• WHAT IS BEING ASKED:
Pull every line with the word "rainrate" out of the entries below.

[Records]
= = = = =
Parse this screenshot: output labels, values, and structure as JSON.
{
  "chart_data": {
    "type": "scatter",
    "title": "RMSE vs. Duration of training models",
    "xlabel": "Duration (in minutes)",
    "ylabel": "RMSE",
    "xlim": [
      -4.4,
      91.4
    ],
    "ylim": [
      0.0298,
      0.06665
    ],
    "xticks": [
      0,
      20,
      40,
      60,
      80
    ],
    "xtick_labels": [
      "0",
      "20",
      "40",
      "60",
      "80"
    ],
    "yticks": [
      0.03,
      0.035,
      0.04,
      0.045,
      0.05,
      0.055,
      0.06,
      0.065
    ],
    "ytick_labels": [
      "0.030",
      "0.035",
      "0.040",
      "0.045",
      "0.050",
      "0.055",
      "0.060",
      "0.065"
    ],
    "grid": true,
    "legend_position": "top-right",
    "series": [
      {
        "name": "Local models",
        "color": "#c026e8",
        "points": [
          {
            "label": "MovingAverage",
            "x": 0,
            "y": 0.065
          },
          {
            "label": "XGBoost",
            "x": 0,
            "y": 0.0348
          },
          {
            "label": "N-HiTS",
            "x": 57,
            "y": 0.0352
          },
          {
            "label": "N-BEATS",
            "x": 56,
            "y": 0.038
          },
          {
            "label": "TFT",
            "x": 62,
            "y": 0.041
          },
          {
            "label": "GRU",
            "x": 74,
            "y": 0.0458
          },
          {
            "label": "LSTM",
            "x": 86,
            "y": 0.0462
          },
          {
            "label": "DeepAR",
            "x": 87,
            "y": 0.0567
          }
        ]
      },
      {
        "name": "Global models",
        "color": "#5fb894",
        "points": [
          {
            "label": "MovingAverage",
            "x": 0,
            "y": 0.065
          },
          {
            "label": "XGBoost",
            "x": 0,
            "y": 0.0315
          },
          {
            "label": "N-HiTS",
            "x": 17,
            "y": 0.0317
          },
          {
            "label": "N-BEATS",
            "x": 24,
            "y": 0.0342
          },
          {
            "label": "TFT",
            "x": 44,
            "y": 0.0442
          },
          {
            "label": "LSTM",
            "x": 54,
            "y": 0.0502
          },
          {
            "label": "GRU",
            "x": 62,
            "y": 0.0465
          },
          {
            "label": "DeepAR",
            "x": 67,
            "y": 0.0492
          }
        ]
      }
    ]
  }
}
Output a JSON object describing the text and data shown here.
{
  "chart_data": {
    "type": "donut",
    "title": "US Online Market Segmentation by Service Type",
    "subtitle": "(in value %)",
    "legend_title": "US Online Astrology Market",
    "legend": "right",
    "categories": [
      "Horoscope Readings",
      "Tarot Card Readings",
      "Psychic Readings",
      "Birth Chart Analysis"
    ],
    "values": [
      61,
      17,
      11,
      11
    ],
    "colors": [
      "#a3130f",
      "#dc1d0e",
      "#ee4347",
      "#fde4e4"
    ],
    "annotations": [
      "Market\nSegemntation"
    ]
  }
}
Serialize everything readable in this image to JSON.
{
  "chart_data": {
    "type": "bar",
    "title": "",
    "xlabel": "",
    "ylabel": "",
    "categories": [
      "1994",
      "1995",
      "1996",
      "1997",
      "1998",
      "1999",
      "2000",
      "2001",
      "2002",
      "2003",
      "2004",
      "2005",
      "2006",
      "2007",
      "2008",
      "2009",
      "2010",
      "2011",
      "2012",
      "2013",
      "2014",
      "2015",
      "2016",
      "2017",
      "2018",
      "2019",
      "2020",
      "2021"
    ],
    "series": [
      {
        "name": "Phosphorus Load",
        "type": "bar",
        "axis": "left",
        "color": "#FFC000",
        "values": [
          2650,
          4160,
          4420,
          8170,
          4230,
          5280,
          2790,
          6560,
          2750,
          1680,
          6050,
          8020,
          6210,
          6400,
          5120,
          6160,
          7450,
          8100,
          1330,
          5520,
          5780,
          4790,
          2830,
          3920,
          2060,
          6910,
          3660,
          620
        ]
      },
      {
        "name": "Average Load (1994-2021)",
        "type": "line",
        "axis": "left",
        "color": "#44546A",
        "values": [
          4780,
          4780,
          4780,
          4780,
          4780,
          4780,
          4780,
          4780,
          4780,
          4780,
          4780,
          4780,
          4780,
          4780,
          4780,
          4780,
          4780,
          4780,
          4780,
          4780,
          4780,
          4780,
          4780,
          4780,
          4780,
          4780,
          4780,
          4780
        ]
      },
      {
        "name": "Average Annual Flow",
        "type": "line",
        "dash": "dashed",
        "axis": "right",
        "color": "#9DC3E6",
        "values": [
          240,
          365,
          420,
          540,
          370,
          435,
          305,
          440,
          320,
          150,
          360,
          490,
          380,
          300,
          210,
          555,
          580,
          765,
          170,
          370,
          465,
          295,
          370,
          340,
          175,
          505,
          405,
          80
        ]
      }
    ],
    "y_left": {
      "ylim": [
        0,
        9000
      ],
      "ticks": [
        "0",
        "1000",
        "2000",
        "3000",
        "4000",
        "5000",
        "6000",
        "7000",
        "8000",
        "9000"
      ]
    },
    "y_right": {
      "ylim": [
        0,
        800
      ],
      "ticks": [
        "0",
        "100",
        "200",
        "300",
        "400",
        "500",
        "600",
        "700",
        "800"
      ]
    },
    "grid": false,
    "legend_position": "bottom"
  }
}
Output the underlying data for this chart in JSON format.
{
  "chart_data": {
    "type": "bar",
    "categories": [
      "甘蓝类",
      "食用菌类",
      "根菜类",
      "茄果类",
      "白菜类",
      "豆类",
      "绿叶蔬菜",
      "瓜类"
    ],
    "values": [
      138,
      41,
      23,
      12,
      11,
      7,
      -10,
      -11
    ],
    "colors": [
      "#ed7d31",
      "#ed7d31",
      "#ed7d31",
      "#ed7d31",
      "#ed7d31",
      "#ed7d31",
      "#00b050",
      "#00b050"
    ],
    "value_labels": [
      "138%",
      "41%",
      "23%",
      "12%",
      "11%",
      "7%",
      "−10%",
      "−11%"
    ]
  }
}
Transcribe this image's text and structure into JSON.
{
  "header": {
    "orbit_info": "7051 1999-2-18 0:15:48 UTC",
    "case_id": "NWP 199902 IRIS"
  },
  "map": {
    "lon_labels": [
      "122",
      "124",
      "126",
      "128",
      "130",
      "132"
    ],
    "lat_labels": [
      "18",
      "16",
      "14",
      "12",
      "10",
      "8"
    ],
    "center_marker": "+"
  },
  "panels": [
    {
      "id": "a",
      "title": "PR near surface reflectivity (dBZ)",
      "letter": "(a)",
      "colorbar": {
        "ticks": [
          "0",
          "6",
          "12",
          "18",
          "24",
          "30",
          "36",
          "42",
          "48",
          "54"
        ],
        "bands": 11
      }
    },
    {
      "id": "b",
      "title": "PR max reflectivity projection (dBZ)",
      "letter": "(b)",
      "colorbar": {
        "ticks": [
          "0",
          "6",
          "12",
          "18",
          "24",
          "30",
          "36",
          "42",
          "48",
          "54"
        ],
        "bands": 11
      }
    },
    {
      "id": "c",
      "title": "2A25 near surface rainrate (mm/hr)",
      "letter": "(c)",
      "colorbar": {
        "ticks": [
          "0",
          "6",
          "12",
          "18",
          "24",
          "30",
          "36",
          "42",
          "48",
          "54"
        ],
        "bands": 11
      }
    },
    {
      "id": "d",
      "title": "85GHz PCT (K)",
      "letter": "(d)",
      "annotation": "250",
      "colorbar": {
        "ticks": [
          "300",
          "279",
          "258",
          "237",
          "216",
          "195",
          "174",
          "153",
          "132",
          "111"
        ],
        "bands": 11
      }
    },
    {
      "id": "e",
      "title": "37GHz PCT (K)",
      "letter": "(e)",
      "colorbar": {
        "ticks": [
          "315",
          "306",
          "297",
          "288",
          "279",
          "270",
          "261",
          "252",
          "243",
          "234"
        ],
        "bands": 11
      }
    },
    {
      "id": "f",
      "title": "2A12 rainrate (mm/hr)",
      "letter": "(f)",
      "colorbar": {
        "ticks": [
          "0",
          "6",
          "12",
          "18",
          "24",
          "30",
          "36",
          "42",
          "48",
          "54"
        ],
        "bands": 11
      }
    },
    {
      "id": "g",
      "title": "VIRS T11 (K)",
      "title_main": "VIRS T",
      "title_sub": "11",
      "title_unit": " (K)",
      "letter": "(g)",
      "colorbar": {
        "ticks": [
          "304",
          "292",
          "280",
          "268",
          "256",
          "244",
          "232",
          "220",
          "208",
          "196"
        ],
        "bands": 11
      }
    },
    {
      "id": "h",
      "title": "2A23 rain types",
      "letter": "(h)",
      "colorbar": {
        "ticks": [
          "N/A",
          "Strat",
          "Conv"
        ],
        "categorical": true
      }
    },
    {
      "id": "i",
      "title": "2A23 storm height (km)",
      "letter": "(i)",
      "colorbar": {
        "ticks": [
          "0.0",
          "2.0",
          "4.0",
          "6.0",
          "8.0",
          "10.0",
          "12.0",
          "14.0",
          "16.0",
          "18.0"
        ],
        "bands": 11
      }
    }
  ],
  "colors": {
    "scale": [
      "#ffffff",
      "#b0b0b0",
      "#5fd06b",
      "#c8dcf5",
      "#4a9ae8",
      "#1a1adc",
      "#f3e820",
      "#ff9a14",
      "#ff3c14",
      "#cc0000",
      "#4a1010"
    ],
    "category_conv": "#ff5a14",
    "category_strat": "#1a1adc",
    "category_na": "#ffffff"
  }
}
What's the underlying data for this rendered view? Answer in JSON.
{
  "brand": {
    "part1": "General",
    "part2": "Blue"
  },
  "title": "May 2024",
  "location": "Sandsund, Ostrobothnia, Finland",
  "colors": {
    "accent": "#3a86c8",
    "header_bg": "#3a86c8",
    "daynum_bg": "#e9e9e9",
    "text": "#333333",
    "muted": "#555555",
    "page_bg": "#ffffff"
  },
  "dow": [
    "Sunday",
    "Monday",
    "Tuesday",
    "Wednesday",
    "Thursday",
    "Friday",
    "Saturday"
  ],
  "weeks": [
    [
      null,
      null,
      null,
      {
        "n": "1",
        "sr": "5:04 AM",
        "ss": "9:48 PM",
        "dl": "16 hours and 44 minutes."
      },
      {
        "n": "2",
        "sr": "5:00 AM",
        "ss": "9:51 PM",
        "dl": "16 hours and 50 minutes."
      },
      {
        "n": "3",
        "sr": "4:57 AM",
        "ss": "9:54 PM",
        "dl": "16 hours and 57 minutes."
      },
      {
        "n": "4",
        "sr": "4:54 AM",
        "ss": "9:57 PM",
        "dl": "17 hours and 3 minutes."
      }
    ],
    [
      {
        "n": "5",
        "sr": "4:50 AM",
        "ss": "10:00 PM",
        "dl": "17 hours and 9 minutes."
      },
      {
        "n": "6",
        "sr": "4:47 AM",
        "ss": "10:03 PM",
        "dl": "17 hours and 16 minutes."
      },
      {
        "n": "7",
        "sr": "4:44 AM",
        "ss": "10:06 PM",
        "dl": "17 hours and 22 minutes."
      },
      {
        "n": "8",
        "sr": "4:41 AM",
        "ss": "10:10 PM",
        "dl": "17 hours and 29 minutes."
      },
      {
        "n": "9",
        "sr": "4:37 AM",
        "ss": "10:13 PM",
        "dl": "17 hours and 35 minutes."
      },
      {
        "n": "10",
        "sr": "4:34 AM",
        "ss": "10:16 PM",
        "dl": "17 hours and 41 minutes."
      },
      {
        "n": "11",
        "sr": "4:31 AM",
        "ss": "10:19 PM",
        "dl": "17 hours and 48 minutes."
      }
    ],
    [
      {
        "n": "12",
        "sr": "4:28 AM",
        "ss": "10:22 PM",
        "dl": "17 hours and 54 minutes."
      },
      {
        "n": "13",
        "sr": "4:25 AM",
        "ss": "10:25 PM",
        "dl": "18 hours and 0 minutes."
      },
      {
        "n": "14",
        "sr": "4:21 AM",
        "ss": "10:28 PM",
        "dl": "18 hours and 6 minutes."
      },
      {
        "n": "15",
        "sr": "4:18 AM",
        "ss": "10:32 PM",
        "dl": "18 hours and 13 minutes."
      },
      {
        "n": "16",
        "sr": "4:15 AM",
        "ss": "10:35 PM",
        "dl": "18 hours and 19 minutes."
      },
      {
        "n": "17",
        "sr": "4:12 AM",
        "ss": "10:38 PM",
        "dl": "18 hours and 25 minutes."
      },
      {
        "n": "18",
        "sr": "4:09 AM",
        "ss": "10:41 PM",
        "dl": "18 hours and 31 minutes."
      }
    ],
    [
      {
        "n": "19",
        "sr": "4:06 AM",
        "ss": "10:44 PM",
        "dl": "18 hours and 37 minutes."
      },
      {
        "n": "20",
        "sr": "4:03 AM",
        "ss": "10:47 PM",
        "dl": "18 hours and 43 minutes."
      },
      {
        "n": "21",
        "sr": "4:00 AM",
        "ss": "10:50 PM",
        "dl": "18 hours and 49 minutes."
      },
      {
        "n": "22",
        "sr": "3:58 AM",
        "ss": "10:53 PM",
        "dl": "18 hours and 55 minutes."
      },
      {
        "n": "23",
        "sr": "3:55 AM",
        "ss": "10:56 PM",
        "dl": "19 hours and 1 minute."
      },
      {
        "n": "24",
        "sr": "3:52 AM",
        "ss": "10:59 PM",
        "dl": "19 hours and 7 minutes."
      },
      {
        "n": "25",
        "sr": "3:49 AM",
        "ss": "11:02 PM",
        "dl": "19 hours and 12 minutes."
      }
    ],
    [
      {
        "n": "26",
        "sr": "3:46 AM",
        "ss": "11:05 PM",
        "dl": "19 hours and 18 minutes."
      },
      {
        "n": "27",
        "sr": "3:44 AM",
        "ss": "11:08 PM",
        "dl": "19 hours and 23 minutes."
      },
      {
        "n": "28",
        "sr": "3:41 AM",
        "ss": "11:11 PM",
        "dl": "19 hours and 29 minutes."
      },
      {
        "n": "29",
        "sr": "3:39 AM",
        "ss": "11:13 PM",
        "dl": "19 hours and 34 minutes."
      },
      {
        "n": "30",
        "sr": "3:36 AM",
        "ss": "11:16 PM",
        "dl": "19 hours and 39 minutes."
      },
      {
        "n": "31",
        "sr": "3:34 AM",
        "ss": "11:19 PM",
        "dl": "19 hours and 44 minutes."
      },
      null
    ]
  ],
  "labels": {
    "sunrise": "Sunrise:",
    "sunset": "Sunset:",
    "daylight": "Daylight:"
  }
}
= = = = =
• TASK RESPONSE:
      "title": "2A25 near surface rainrate (mm/hr)",
      "title": "2A12 rainrate (mm/hr)",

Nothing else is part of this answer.